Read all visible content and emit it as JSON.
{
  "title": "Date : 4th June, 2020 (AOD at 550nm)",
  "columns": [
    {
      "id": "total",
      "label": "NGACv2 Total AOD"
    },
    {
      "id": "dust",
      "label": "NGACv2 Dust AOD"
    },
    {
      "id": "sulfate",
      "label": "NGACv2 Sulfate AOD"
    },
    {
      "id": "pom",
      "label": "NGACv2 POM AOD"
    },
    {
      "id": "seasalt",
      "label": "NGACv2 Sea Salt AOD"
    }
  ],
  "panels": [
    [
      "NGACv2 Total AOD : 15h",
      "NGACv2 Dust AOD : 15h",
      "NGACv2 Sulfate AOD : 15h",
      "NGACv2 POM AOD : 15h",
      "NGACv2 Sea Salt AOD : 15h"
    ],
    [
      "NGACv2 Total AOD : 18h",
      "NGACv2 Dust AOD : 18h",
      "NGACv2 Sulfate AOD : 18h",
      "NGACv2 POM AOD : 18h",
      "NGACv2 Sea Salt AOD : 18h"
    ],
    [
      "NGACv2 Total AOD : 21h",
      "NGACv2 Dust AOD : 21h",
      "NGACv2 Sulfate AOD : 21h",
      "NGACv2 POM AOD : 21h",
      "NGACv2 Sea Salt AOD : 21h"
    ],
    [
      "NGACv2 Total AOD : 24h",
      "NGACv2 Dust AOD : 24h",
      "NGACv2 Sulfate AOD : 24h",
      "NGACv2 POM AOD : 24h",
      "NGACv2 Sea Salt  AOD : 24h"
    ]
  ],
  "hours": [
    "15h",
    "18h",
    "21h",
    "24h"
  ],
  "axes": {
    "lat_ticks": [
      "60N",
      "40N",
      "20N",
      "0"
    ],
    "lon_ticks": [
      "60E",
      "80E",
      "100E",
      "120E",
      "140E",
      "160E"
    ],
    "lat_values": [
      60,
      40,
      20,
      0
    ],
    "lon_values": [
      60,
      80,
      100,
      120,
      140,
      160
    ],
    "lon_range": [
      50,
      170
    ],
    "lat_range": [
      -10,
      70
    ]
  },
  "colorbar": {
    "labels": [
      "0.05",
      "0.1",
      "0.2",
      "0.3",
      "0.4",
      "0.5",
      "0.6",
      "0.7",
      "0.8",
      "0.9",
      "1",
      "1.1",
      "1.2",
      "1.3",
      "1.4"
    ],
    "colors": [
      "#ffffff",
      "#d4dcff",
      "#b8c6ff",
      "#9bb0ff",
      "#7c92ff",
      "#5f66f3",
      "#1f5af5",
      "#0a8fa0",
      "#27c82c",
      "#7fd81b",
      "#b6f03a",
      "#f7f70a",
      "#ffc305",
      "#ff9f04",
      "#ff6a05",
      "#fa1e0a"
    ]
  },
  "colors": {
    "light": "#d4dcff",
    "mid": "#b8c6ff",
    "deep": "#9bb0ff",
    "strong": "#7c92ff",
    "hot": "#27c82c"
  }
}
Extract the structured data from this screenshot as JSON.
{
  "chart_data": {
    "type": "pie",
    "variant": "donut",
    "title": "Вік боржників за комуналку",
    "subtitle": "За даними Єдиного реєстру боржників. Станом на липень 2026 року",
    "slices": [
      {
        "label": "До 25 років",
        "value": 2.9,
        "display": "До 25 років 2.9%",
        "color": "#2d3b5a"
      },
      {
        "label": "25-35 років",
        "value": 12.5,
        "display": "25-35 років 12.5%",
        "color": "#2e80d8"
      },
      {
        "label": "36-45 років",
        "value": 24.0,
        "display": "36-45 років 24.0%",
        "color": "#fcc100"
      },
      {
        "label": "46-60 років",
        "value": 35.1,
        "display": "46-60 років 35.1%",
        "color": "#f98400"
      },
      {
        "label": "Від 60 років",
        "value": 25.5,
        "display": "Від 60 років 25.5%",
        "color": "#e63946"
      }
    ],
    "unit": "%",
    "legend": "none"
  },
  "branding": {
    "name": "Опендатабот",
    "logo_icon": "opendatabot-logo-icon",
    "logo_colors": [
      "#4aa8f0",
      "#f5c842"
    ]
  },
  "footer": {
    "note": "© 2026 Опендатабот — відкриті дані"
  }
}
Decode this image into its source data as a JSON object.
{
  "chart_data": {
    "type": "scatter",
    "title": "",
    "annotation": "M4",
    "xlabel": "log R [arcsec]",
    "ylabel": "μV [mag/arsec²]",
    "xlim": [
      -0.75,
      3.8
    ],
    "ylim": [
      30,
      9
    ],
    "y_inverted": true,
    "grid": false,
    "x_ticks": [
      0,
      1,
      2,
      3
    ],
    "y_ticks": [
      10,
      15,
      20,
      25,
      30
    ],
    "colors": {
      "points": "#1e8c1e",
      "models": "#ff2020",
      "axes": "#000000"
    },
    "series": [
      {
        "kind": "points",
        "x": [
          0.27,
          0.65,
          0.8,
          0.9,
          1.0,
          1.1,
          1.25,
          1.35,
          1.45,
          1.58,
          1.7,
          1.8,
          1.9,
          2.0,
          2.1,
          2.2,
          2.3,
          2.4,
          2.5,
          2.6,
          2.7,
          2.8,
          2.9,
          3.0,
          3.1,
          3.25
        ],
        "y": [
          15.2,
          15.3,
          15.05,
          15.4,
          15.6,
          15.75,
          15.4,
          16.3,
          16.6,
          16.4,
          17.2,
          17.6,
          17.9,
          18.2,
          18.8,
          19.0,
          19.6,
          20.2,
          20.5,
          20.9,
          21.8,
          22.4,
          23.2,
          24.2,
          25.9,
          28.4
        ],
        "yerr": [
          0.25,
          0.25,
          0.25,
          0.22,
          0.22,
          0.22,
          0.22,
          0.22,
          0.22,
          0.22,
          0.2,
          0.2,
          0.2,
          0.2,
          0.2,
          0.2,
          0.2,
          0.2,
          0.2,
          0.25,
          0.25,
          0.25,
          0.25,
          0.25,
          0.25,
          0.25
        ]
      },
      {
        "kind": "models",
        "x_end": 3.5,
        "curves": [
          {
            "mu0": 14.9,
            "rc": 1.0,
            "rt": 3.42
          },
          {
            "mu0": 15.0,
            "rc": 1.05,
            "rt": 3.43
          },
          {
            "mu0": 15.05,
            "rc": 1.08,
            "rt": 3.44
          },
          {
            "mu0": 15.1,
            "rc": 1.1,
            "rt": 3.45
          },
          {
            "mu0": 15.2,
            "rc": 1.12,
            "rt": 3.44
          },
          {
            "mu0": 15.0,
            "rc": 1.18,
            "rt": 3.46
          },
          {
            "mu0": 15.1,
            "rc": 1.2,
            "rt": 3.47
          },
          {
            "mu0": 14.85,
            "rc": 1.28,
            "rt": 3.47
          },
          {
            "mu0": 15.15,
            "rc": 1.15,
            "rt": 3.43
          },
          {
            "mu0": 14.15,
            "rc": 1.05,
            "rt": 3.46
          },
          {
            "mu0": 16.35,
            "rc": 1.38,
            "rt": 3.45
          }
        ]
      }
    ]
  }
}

------------

» **Your goal**: Output all records verbatim.

» **Written answer**:
Read all visible content and emit it as JSON.
{
  "title": "Date : 4th June, 2020 (AOD at 550nm)",
  "columns": [
    {
      "id": "total",
      "label": "NGACv2 Total AOD"
    },
    {
      "id": "dust",
      "label": "NGACv2 Dust AOD"
    },
    {
      "id": "sulfate",
      "label": "NGACv2 Sulfate AOD"
    },
    {
      "id": "pom",
      "label": "NGACv2 POM AOD"
    },
    {
      "id": "seasalt",
      "label": "NGACv2 Sea Salt AOD"
    }
  ],
  "panels": [
    [
      "NGACv2 Total AOD : 15h",
      "NGACv2 Dust AOD : 15h",
      "NGACv2 Sulfate AOD : 15h",
      "NGACv2 POM AOD : 15h",
      "NGACv2 Sea Salt AOD : 15h"
    ],
    [
      "NGACv2 Total AOD : 18h",
      "NGACv2 Dust AOD : 18h",
      "NGACv2 Sulfate AOD : 18h",
      "NGACv2 POM AOD : 18h",
      "NGACv2 Sea Salt AOD : 18h"
    ],
    [
      "NGACv2 Total AOD : 21h",
      "NGACv2 Dust AOD : 21h",
      "NGACv2 Sulfate AOD : 21h",
      "NGACv2 POM AOD : 21h",
      "NGACv2 Sea Salt AOD : 21h"
    ],
    [
      "NGACv2 Total AOD : 24h",
      "NGACv2 Dust AOD : 24h",
      "NGACv2 Sulfate AOD : 24h",
      "NGACv2 POM AOD : 24h",
      "NGACv2 Sea Salt  AOD : 24h"
    ]
  ],
  "hours": [
    "15h",
    "18h",
    "21h",
    "24h"
  ],
  "axes": {
    "lat_ticks": [
      "60N",
      "40N",
      "20N",
      "0"
    ],
    "lon_ticks": [
      "60E",
      "80E",
      "100E",
      "120E",
      "140E",
      "160E"
    ],
    "lat_values": [
      60,
      40,
      20,
      0
    ],
    "lon_values": [
      60,
      80,
      100,
      120,
      140,
      160
    ],
    "lon_range": [
      50,
      170
    ],
    "lat_range": [
      -10,
      70
    ]
  },
  "colorbar": {
    "labels": [
      "0.05",
      "0.1",
      "0.2",
      "0.3",
      "0.4",
      "0.5",
      "0.6",
      "0.7",
      "0.8",
      "0.9",
      "1",
      "1.1",
      "1.2",
      "1.3",
      "1.4"
    ],
    "colors": [
      "#ffffff",
      "#d4dcff",
      "#b8c6ff",
      "#9bb0ff",
      "#7c92ff",
      "#5f66f3",
      "#1f5af5",
      "#0a8fa0",
      "#27c82c",
      "#7fd81b",
      "#b6f03a",
      "#f7f70a",
      "#ffc305",
      "#ff9f04",
      "#ff6a05",
      "#fa1e0a"
    ]
  },
  "colors": {
    "light": "#d4dcff",
    "mid": "#b8c6ff",
    "deep": "#9bb0ff",
    "strong": "#7c92ff",
    "hot": "#27c82c"
  }
}
Extract the structured data from this screenshot as JSON.
{
  "chart_data": {
    "type": "pie",
    "variant": "donut",
    "title": "Вік боржників за комуналку",
    "subtitle": "За даними Єдиного реєстру боржників. Станом на липень 2026 року",
    "slices": [
      {
        "label": "До 25 років",
        "value": 2.9,
        "display": "До 25 років 2.9%",
        "color": "#2d3b5a"
      },
      {
        "label": "25-35 років",
        "value": 12.5,
        "display": "25-35 років 12.5%",
        "color": "#2e80d8"
      },
      {
        "label": "36-45 років",
        "value": 24.0,
        "display": "36-45 років 24.0%",
        "color": "#fcc100"
      },
      {
        "label": "46-60 років",
        "value": 35.1,
        "display": "46-60 років 35.1%",
        "color": "#f98400"
      },
      {
        "label": "Від 60 років",
        "value": 25.5,
        "display": "Від 60 років 25.5%",
        "color": "#e63946"
      }
    ],
    "unit": "%",
    "legend": "none"
  },
  "branding": {
    "name": "Опендатабот",
    "logo_icon": "opendatabot-logo-icon",
    "logo_colors": [
      "#4aa8f0",
      "#f5c842"
    ]
  },
  "footer": {
    "note": "© 2026 Опендатабот — відкриті дані"
  }
}
Decode this image into its source data as a JSON object.
{
  "chart_data": {
    "type": "scatter",
    "title": "",
    "annotation": "M4",
    "xlabel": "log R [arcsec]",
    "ylabel": "μV [mag/arsec²]",
    "xlim": [
      -0.75,
      3.8
    ],
    "ylim": [
      30,
      9
    ],
    "y_inverted": true,
    "grid": false,
    "x_ticks": [
      0,
      1,
      2,
      3
    ],
    "y_ticks": [
      10,
      15,
      20,
      25,
      30
    ],
    "colors": {
      "points": "#1e8c1e",
      "models": "#ff2020",
      "axes": "#000000"
    },
    "series": [
      {
        "kind": "points",
        "x": [
          0.27,
          0.65,
          0.8,
          0.9,
          1.0,
          1.1,
          1.25,
          1.35,
          1.45,
          1.58,
          1.7,
          1.8,
          1.9,
          2.0,
          2.1,
          2.2,
          2.3,
          2.4,
          2.5,
          2.6,
          2.7,
          2.8,
          2.9,
          3.0,
          3.1,
          3.25
        ],
        "y": [
          15.2,
          15.3,
          15.05,
          15.4,
          15.6,
          15.75,
          15.4,
          16.3,
          16.6,
          16.4,
          17.2,
          17.6,
          17.9,
          18.2,
          18.8,
          19.0,
          19.6,
          20.2,
          20.5,
          20.9,
          21.8,
          22.4,
          23.2,
          24.2,
          25.9,
          28.4
        ],
        "yerr": [
          0.25,
          0.25,
          0.25,
          0.22,
          0.22,
          0.22,
          0.22,
          0.22,
          0.22,
          0.22,
          0.2,
          0.2,
          0.2,
          0.2,
          0.2,
          0.2,
          0.2,
          0.2,
          0.2,
          0.25,
          0.25,
          0.25,
          0.25,
          0.25,
          0.25,
          0.25
        ]
      },
      {
        "kind": "models",
        "x_end": 3.5,
        "curves": [
          {
            "mu0": 14.9,
            "rc": 1.0,
            "rt": 3.42
          },
          {
            "mu0": 15.0,
            "rc": 1.05,
            "rt": 3.43
          },
          {
            "mu0": 15.05,
            "rc": 1.08,
            "rt": 3.44
          },
          {
            "mu0": 15.1,
            "rc": 1.1,
            "rt": 3.45
          },
          {
            "mu0": 15.2,
            "rc": 1.12,
            "rt": 3.44
          },
          {
            "mu0": 15.0,
            "rc": 1.18,
            "rt": 3.46
          },
          {
            "mu0": 15.1,
            "rc": 1.2,
            "rt": 3.47
          },
          {
            "mu0": 14.85,
            "rc": 1.28,
            "rt": 3.47
          },
          {
            "mu0": 15.15,
            "rc": 1.15,
            "rt": 3.43
          },
          {
            "mu0": 14.15,
            "rc": 1.05,
            "rt": 3.46
          },
          {
            "mu0": 16.35,
            "rc": 1.38,
            "rt": 3.45
          }
        ]
      }
    ]
  }
}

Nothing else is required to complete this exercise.